* [Aim of the task]: Below is the data. Give it again, complete and exact.

--- Start of Provided material ---

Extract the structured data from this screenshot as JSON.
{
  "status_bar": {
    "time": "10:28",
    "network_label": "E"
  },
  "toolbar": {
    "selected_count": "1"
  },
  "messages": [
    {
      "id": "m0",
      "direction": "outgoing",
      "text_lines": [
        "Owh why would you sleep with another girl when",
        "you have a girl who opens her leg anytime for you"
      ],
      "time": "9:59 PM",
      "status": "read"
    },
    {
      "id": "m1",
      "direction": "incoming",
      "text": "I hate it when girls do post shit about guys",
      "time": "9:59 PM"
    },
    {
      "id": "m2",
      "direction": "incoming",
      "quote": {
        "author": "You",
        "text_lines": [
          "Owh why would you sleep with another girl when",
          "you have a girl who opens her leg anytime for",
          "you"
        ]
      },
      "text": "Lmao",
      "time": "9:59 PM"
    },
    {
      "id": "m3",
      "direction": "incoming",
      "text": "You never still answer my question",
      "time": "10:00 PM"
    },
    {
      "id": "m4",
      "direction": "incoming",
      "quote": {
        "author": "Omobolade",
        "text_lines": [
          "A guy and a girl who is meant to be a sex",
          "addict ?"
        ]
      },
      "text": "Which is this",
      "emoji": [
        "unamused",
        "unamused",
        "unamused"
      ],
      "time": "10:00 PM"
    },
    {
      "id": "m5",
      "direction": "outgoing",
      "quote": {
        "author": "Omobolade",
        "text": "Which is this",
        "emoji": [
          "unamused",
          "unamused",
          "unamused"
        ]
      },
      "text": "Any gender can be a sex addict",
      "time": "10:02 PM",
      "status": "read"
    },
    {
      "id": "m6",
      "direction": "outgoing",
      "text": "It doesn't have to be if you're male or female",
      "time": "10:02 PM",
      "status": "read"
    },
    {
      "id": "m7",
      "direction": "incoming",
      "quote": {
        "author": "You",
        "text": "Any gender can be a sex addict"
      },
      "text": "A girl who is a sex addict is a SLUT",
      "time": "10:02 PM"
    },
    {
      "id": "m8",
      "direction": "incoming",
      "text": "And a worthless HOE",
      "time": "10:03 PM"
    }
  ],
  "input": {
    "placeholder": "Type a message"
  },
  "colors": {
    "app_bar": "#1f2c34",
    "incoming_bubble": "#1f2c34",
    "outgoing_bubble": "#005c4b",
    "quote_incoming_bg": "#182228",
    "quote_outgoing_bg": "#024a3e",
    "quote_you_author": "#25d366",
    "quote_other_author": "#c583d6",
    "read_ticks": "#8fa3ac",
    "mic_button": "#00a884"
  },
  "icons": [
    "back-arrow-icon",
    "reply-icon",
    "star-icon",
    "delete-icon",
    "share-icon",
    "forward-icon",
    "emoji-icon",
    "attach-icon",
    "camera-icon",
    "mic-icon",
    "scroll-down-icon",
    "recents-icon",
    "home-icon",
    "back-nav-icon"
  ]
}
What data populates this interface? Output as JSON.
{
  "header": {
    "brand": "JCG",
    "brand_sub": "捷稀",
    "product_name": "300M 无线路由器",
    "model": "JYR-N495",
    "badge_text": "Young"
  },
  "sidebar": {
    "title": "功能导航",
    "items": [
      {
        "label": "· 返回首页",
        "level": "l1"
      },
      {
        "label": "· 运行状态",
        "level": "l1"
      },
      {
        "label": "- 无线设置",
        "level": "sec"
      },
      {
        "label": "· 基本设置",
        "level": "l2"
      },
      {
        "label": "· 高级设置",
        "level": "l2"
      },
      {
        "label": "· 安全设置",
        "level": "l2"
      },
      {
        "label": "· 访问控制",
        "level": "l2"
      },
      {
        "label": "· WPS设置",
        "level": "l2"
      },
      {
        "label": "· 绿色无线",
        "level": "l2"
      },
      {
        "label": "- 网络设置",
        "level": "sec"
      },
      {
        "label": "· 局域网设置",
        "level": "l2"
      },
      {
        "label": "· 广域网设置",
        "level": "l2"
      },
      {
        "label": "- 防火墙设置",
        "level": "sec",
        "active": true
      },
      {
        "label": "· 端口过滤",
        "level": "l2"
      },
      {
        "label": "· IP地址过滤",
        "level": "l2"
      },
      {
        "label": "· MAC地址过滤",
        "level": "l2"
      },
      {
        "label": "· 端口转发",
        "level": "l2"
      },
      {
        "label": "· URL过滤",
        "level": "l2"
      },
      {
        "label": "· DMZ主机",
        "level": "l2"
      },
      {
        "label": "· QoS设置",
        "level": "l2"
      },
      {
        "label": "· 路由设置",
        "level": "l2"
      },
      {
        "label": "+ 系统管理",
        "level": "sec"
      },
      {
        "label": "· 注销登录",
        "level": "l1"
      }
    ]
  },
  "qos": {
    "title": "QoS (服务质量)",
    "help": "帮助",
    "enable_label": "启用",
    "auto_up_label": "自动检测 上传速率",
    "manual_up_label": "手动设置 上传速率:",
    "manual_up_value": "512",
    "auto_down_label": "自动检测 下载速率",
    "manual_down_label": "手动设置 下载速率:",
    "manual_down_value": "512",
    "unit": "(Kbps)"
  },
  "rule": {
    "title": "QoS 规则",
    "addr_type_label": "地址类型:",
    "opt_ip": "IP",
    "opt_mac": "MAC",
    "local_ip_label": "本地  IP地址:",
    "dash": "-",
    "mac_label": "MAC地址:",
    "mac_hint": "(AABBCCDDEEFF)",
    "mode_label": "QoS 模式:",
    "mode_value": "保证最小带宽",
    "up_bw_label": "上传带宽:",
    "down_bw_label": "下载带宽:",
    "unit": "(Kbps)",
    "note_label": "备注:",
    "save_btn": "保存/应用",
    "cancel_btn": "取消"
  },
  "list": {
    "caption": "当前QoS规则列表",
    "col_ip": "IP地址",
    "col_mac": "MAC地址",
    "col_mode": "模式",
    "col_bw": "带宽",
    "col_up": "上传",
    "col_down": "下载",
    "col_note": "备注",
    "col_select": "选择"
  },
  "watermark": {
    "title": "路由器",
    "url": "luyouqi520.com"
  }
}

--- End of Provided material ---

* [Problem solution]:
Extract the structured data from this screenshot as JSON.
{
  "status_bar": {
    "time": "10:28",
    "network_label": "E"
  },
  "toolbar": {
    "selected_count": "1"
  },
  "messages": [
    {
      "id": "m0",
      "direction": "outgoing",
      "text_lines": [
        "Owh why would you sleep with another girl when",
        "you have a girl who opens her leg anytime for you"
      ],
      "time": "9:59 PM",
      "status": "read"
    },
    {
      "id": "m1",
      "direction": "incoming",
      "text": "I hate it when girls do post shit about guys",
      "time": "9:59 PM"
    },
    {
      "id": "m2",
      "direction": "incoming",
      "quote": {
        "author": "You",
        "text_lines": [
          "Owh why would you sleep with another girl when",
          "you have a girl who opens her leg anytime for",
          "you"
        ]
      },
      "text": "Lmao",
      "time": "9:59 PM"
    },
    {
      "id": "m3",
      "direction": "incoming",
      "text": "You never still answer my question",
      "time": "10:00 PM"
    },
    {
      "id": "m4",
      "direction": "incoming",
      "quote": {
        "author": "Omobolade",
        "text_lines": [
          "A guy and a girl who is meant to be a sex",
          "addict ?"
        ]
      },
      "text": "Which is this",
      "emoji": [
        "unamused",
        "unamused",
        "unamused"
      ],
      "time": "10:00 PM"
    },
    {
      "id": "m5",
      "direction": "outgoing",
      "quote": {
        "author": "Omobolade",
        "text": "Which is this",
        "emoji": [
          "unamused",
          "unamused",
          "unamused"
        ]
      },
      "text": "Any gender can be a sex addict",
      "time": "10:02 PM",
      "status": "read"
    },
    {
      "id": "m6",
      "direction": "outgoing",
      "text": "It doesn't have to be if you're male or female",
      "time": "10:02 PM",
      "status": "read"
    },
    {
      "id": "m7",
      "direction": "incoming",
      "quote": {
        "author": "You",
        "text": "Any gender can be a sex addict"
      },
      "text": "A girl who is a sex addict is a SLUT",
      "time": "10:02 PM"
    },
    {
      "id": "m8",
      "direction": "incoming",
      "text": "And a worthless HOE",
      "time": "10:03 PM"
    }
  ],
  "input": {
    "placeholder": "Type a message"
  },
  "colors": {
    "app_bar": "#1f2c34",
    "incoming_bubble": "#1f2c34",
    "outgoing_bubble": "#005c4b",
    "quote_incoming_bg": "#182228",
    "quote_outgoing_bg": "#024a3e",
    "quote_you_author": "#25d366",
    "quote_other_author": "#c583d6",
    "read_ticks": "#8fa3ac",
    "mic_button": "#00a884"
  },
  "icons": [
    "back-arrow-icon",
    "reply-icon",
    "star-icon",
    "delete-icon",
    "share-icon",
    "forward-icon",
    "emoji-icon",
    "attach-icon",
    "camera-icon",
    "mic-icon",
    "scroll-down-icon",
    "recents-icon",
    "home-icon",
    "back-nav-icon"
  ]
}
What data populates this interface? Output as JSON.
{
  "header": {
    "brand": "JCG",
    "brand_sub": "捷稀",
    "product_name": "300M 无线路由器",
    "model": "JYR-N495",
    "badge_text": "Young"
  },
  "sidebar": {
    "title": "功能导航",
    "items": [
      {
        "label": "· 返回首页",
        "level": "l1"
      },
      {
        "label": "· 运行状态",
        "level": "l1"
      },
      {
        "label": "- 无线设置",
        "level": "sec"
      },
      {
        "label": "· 基本设置",
        "level": "l2"
      },
      {
        "label": "· 高级设置",
        "level": "l2"
      },
      {
        "label": "· 安全设置",
        "level": "l2"
      },
      {
        "label": "· 访问控制",
        "level": "l2"
      },
      {
        "label": "· WPS设置",
        "level": "l2"
      },
      {
        "label": "· 绿色无线",
        "level": "l2"
      },
      {
        "label": "- 网络设置",
        "level": "sec"
      },
      {
        "label": "· 局域网设置",
        "level": "l2"
      },
      {
        "label": "· 广域网设置",
        "level": "l2"
      },
      {
        "label": "- 防火墙设置",
        "level": "sec",
        "active": true
      },
      {
        "label": "· 端口过滤",
        "level": "l2"
      },
      {
        "label": "· IP地址过滤",
        "level": "l2"
      },
      {
        "label": "· MAC地址过滤",
        "level": "l2"
      },
      {
        "label": "· 端口转发",
        "level": "l2"
      },
      {
        "label": "· URL过滤",
        "level": "l2"
      },
      {
        "label": "· DMZ主机",
        "level": "l2"
      },
      {
        "label": "· QoS设置",
        "level": "l2"
      },
      {
        "label": "· 路由设置",
        "level": "l2"
      },
      {
        "label": "+ 系统管理",
        "level": "sec"
      },
      {
        "label": "· 注销登录",
        "level": "l1"
      }
    ]
  },
  "qos": {
    "title": "QoS (服务质量)",
    "help": "帮助",
    "enable_label": "启用",
    "auto_up_label": "自动检测 上传速率",
    "manual_up_label": "手动设置 上传速率:",
    "manual_up_value": "512",
    "auto_down_label": "自动检测 下载速率",
    "manual_down_label": "手动设置 下载速率:",
    "manual_down_value": "512",
    "unit": "(Kbps)"
  },
  "rule": {
    "title": "QoS 规则",
    "addr_type_label": "地址类型:",
    "opt_ip": "IP",
    "opt_mac": "MAC",
    "local_ip_label": "本地  IP地址:",
    "dash": "-",
    "mac_label": "MAC地址:",
    "mac_hint": "(AABBCCDDEEFF)",
    "mode_label": "QoS 模式:",
    "mode_value": "保证最小带宽",
    "up_bw_label": "上传带宽:",
    "down_bw_label": "下载带宽:",
    "unit": "(Kbps)",
    "note_label": "备注:",
    "save_btn": "保存/应用",
    "cancel_btn": "取消"
  },
  "list": {
    "caption": "当前QoS规则列表",
    "col_ip": "IP地址",
    "col_mac": "MAC地址",
    "col_mode": "模式",
    "col_bw": "带宽",
    "col_up": "上传",
    "col_down": "下载",
    "col_note": "备注",
    "col_select": "选择"
  },
  "watermark": {
    "title": "路由器",
    "url": "luyouqi520.com"
  }
}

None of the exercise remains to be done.